— Start of PROVIDED DATA —
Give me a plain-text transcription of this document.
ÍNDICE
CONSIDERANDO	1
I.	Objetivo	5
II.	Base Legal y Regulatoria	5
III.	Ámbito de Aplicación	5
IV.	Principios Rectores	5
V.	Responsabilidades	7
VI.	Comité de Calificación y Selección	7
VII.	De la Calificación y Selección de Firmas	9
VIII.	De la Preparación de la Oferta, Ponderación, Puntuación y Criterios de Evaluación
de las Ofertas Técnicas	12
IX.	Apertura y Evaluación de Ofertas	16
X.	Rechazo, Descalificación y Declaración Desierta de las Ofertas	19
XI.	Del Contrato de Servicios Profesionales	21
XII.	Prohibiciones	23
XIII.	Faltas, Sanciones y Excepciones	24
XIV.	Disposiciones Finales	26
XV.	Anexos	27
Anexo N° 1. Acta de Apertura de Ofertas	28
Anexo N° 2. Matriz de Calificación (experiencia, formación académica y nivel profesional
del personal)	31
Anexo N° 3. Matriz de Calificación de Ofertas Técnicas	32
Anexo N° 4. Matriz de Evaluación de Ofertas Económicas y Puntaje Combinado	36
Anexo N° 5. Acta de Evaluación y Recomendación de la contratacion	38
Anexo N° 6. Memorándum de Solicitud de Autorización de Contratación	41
— End of PROVIDED DATA —
**DIRECTIVE**
Reproduce the material above, every line of it, exactly.

**OUTPUT OF THE EXERCISE**
Give me a plain-text transcription of this document.
ÍNDICE
CONSIDERANDO	1
I.	Objetivo	5
II.	Base Legal y Regulatoria	5
III.	Ámbito de Aplicación	5
IV.	Principios Rectores	5
V.	Responsabilidades	7
VI.	Comité de Calificación y Selección	7
VII.	De la Calificación y Selección de Firmas	9
VIII.	De la Preparación de la Oferta, Ponderación, Puntuación y Criterios de Evaluación
de las Ofertas Técnicas	12
IX.	Apertura y Evaluación de Ofertas	16
X.	Rechazo, Descalificación y Declaración Desierta de las Ofertas	19
XI.	Del Contrato de Servicios Profesionales	21
XII.	Prohibiciones	23
XIII.	Faltas, Sanciones y Excepciones	24
XIV.	Disposiciones Finales	26
XV.	Anexos	27
Anexo N° 1. Acta de Apertura de Ofertas	28
Anexo N° 2. Matriz de Calificación (experiencia, formación académica y nivel profesional
del personal)	31
Anexo N° 3. Matriz de Calificación de Ofertas Técnicas	32
Anexo N° 4. Matriz de Evaluación de Ofertas Económicas y Puntaje Combinado	36
Anexo N° 5. Acta de Evaluación y Recomendación de la contratacion	38
Anexo N° 6. Memorándum de Solicitud de Autorización de Contratación	41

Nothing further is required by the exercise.